▸ **To do**
What follows is a listing to be transcribed exactly.

▸ **Data excerpts**
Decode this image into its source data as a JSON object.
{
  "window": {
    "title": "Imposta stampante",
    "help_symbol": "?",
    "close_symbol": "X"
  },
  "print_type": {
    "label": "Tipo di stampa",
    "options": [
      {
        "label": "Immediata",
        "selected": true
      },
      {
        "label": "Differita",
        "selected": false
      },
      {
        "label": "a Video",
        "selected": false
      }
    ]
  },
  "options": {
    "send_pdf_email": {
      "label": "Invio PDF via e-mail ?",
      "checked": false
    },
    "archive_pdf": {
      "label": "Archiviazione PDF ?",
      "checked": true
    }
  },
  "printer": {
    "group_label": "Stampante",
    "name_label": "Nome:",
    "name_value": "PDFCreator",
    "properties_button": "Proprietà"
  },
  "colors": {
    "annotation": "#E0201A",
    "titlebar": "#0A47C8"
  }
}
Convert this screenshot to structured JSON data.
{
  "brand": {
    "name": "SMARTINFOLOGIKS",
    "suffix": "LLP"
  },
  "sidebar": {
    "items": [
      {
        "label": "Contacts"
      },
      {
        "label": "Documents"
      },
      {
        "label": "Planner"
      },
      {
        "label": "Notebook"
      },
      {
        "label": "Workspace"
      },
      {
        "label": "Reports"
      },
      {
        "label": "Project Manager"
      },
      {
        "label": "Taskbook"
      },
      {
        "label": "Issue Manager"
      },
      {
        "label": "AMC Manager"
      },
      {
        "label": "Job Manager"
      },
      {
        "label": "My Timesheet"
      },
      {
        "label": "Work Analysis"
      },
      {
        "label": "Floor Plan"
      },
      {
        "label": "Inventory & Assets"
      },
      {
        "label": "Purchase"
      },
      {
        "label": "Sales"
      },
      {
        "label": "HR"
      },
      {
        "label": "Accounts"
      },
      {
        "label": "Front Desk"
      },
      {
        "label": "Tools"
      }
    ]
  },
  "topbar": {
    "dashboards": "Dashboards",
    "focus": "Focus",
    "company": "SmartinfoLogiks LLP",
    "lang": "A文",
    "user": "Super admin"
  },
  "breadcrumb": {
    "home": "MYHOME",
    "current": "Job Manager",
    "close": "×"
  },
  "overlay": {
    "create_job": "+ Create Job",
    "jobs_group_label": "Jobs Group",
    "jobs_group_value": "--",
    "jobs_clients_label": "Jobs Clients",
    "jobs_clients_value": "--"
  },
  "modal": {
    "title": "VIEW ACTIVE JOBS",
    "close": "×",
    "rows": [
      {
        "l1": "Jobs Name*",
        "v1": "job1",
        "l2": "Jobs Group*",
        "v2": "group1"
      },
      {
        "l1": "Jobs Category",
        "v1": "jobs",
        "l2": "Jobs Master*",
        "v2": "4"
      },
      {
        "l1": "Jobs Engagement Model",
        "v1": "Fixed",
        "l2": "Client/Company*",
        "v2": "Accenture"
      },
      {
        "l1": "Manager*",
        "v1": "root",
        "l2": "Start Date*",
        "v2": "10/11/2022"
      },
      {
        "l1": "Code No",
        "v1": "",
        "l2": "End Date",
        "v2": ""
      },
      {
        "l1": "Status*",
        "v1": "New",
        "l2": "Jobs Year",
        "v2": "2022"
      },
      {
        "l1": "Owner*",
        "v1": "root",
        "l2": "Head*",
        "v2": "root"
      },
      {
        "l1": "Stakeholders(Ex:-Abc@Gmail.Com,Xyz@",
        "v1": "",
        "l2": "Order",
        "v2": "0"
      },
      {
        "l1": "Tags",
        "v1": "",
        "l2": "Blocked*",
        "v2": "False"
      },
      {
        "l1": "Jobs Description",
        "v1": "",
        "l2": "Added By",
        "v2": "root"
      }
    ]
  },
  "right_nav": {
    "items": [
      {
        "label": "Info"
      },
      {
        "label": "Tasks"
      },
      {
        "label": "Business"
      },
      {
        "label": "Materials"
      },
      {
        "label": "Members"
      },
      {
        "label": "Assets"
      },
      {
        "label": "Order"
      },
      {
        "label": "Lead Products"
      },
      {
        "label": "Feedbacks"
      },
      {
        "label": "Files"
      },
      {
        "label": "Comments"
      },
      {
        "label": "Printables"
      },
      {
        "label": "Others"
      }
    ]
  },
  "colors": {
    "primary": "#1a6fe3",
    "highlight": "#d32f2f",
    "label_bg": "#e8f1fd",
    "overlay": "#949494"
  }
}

▸ **Response to the task**
Decode this image into its source data as a JSON object.
{
  "window": {
    "title": "Imposta stampante",
    "help_symbol": "?",
    "close_symbol": "X"
  },
  "print_type": {
    "label": "Tipo di stampa",
    "options": [
      {
        "label": "Immediata",
        "selected": true
      },
      {
        "label": "Differita",
        "selected": false
      },
      {
        "label": "a Video",
        "selected": false
      }
    ]
  },
  "options": {
    "send_pdf_email": {
      "label": "Invio PDF via e-mail ?",
      "checked": false
    },
    "archive_pdf": {
      "label": "Archiviazione PDF ?",
      "checked": true
    }
  },
  "printer": {
    "group_label": "Stampante",
    "name_label": "Nome:",
    "name_value": "PDFCreator",
    "properties_button": "Proprietà"
  },
  "colors": {
    "annotation": "#E0201A",
    "titlebar": "#0A47C8"
  }
}
Convert this screenshot to structured JSON data.
{
  "brand": {
    "name": "SMARTINFOLOGIKS",
    "suffix": "LLP"
  },
  "sidebar": {
    "items": [
      {
        "label": "Contacts"
      },
      {
        "label": "Documents"
      },
      {
        "label": "Planner"
      },
      {
        "label": "Notebook"
      },
      {
        "label": "Workspace"
      },
      {
        "label": "Reports"
      },
      {
        "label": "Project Manager"
      },
      {
        "label": "Taskbook"
      },
      {
        "label": "Issue Manager"
      },
      {
        "label": "AMC Manager"
      },
      {
        "label": "Job Manager"
      },
      {
        "label": "My Timesheet"
      },
      {
        "label": "Work Analysis"
      },
      {
        "label": "Floor Plan"
      },
      {
        "label": "Inventory & Assets"
      },
      {
        "label": "Purchase"
      },
      {
        "label": "Sales"
      },
      {
        "label": "HR"
      },
      {
        "label": "Accounts"
      },
      {
        "label": "Front Desk"
      },
      {
        "label": "Tools"
      }
    ]
  },
  "topbar": {
    "dashboards": "Dashboards",
    "focus": "Focus",
    "company": "SmartinfoLogiks LLP",
    "lang": "A文",
    "user": "Super admin"
  },
  "breadcrumb": {
    "home": "MYHOME",
    "current": "Job Manager",
    "close": "×"
  },
  "overlay": {
    "create_job": "+ Create Job",
    "jobs_group_label": "Jobs Group",
    "jobs_group_value": "--",
    "jobs_clients_label": "Jobs Clients",
    "jobs_clients_value": "--"
  },
  "modal": {
    "title": "VIEW ACTIVE JOBS",
    "close": "×",
    "rows": [
      {
        "l1": "Jobs Name*",
        "v1": "job1",
        "l2": "Jobs Group*",
        "v2": "group1"
      },
      {
        "l1": "Jobs Category",
        "v1": "jobs",
        "l2": "Jobs Master*",
        "v2": "4"
      },
      {
        "l1": "Jobs Engagement Model",
        "v1": "Fixed",
        "l2": "Client/Company*",
        "v2": "Accenture"
      },
      {
        "l1": "Manager*",
        "v1": "root",
        "l2": "Start Date*",
        "v2": "10/11/2022"
      },
      {
        "l1": "Code No",
        "v1": "",
        "l2": "End Date",
        "v2": ""
      },
      {
        "l1": "Status*",
        "v1": "New",
        "l2": "Jobs Year",
        "v2": "2022"
      },
      {
        "l1": "Owner*",
        "v1": "root",
        "l2": "Head*",
        "v2": "root"
      },
      {
        "l1": "Stakeholders(Ex:-Abc@Gmail.Com,Xyz@",
        "v1": "",
        "l2": "Order",
        "v2": "0"
      },
      {
        "l1": "Tags",
        "v1": "",
        "l2": "Blocked*",
        "v2": "False"
      },
      {
        "l1": "Jobs Description",
        "v1": "",
        "l2": "Added By",
        "v2": "root"
      }
    ]
  },
  "right_nav": {
    "items": [
      {
        "label": "Info"
      },
      {
        "label": "Tasks"
      },
      {
        "label": "Business"
      },
      {
        "label": "Materials"
      },
      {
        "label": "Members"
      },
      {
        "label": "Assets"
      },
      {
        "label": "Order"
      },
      {
        "label": "Lead Products"
      },
      {
        "label": "Feedbacks"
      },
      {
        "label": "Files"
      },
      {
        "label": "Comments"
      },
      {
        "label": "Printables"
      },
      {
        "label": "Others"
      }
    ]
  },
  "colors": {
    "primary": "#1a6fe3",
    "highlight": "#d32f2f",
    "label_bg": "#e8f1fd",
    "overlay": "#949494"
  }
}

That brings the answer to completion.